■ **TASK**:
Leave out the pictures and repeat the data exactly.

■ **DATASET RECORDS**:
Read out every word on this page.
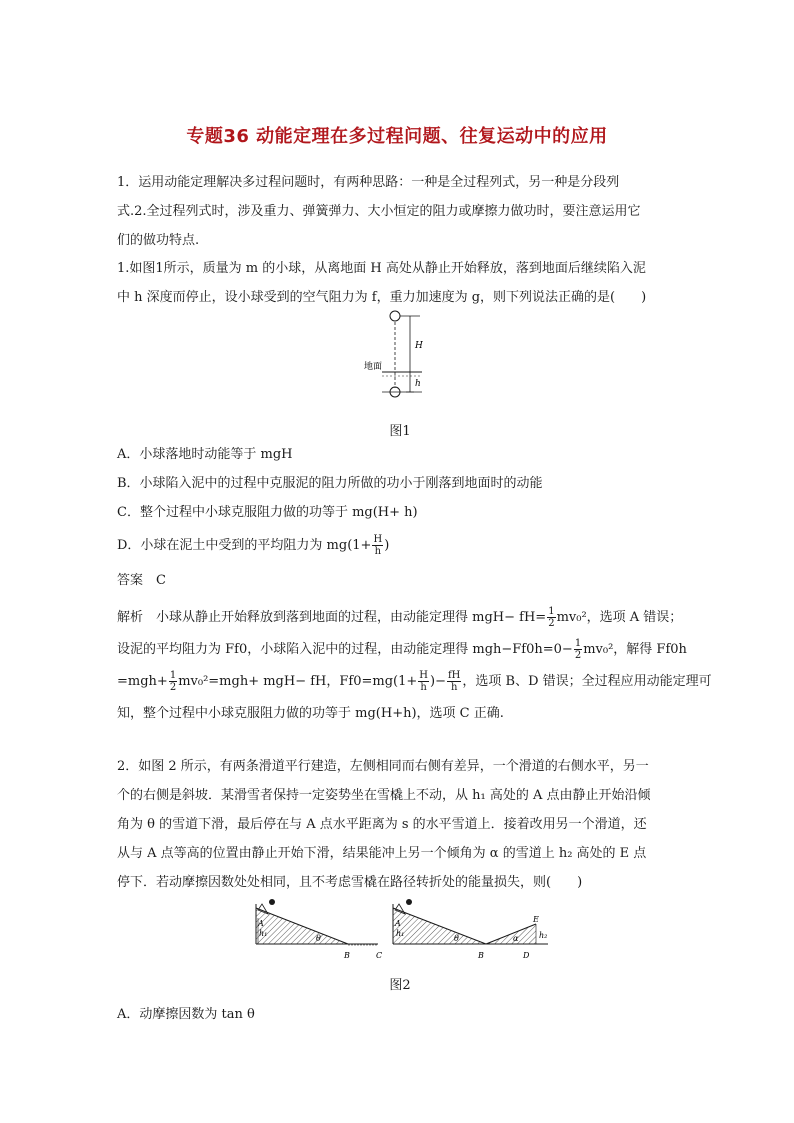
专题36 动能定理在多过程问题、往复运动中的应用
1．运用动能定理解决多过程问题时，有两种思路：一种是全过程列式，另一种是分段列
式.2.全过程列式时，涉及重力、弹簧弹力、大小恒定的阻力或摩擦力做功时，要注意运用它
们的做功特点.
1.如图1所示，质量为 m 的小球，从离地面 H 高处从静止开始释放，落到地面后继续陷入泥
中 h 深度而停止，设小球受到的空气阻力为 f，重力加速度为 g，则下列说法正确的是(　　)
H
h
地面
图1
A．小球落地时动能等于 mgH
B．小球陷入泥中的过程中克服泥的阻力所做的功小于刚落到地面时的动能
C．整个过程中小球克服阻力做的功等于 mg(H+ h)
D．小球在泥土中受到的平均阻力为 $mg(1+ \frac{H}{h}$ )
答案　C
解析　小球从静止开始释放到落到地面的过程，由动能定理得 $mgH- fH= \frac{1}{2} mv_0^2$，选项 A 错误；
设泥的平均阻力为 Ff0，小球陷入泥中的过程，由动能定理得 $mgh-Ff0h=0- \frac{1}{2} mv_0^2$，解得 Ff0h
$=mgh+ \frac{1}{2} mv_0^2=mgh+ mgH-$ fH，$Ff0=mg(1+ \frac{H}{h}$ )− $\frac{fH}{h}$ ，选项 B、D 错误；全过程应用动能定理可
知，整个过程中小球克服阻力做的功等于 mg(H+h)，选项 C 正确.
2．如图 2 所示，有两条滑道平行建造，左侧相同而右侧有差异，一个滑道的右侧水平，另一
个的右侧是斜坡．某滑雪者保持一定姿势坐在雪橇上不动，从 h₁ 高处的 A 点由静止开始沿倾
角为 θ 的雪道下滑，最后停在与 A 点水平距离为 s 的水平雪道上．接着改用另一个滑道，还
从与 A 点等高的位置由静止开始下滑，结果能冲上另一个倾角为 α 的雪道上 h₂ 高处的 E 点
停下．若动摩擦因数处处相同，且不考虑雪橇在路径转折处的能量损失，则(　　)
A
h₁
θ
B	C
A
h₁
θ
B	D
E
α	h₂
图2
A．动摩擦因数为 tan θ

■ **REPLY TO THE TASK**:
Read out every word on this page.
专题36 动能定理在多过程问题、往复运动中的应用
1．运用动能定理解决多过程问题时，有两种思路：一种是全过程列式，另一种是分段列
式.2.全过程列式时，涉及重力、弹簧弹力、大小恒定的阻力或摩擦力做功时，要注意运用它
们的做功特点.
1.如图1所示，质量为 m 的小球，从离地面 H 高处从静止开始释放，落到地面后继续陷入泥
中 h 深度而停止，设小球受到的空气阻力为 f，重力加速度为 g，则下列说法正确的是(　　)
H
h
地面
图1
A．小球落地时动能等于 mgH
B．小球陷入泥中的过程中克服泥的阻力所做的功小于刚落到地面时的动能
C．整个过程中小球克服阻力做的功等于 mg(H+ h)
D．小球在泥土中受到的平均阻力为 $mg(1+ \frac{H}{h}$ )
答案　C
解析　小球从静止开始释放到落到地面的过程，由动能定理得 $mgH- fH= \frac{1}{2} mv_0^2$，选项 A 错误；
设泥的平均阻力为 Ff0，小球陷入泥中的过程，由动能定理得 $mgh-Ff0h=0- \frac{1}{2} mv_0^2$，解得 Ff0h
$=mgh+ \frac{1}{2} mv_0^2=mgh+ mgH-$ fH，$Ff0=mg(1+ \frac{H}{h}$ )− $\frac{fH}{h}$ ，选项 B、D 错误；全过程应用动能定理可
知，整个过程中小球克服阻力做的功等于 mg(H+h)，选项 C 正确.
2．如图 2 所示，有两条滑道平行建造，左侧相同而右侧有差异，一个滑道的右侧水平，另一
个的右侧是斜坡．某滑雪者保持一定姿势坐在雪橇上不动，从 h₁ 高处的 A 点由静止开始沿倾
角为 θ 的雪道下滑，最后停在与 A 点水平距离为 s 的水平雪道上．接着改用另一个滑道，还
从与 A 点等高的位置由静止开始下滑，结果能冲上另一个倾角为 α 的雪道上 h₂ 高处的 E 点
停下．若动摩擦因数处处相同，且不考虑雪橇在路径转折处的能量损失，则(　　)
A
h₁
θ
B	C
A
h₁
θ
B	D
E
α	h₂
图2
A．动摩擦因数为 tan θ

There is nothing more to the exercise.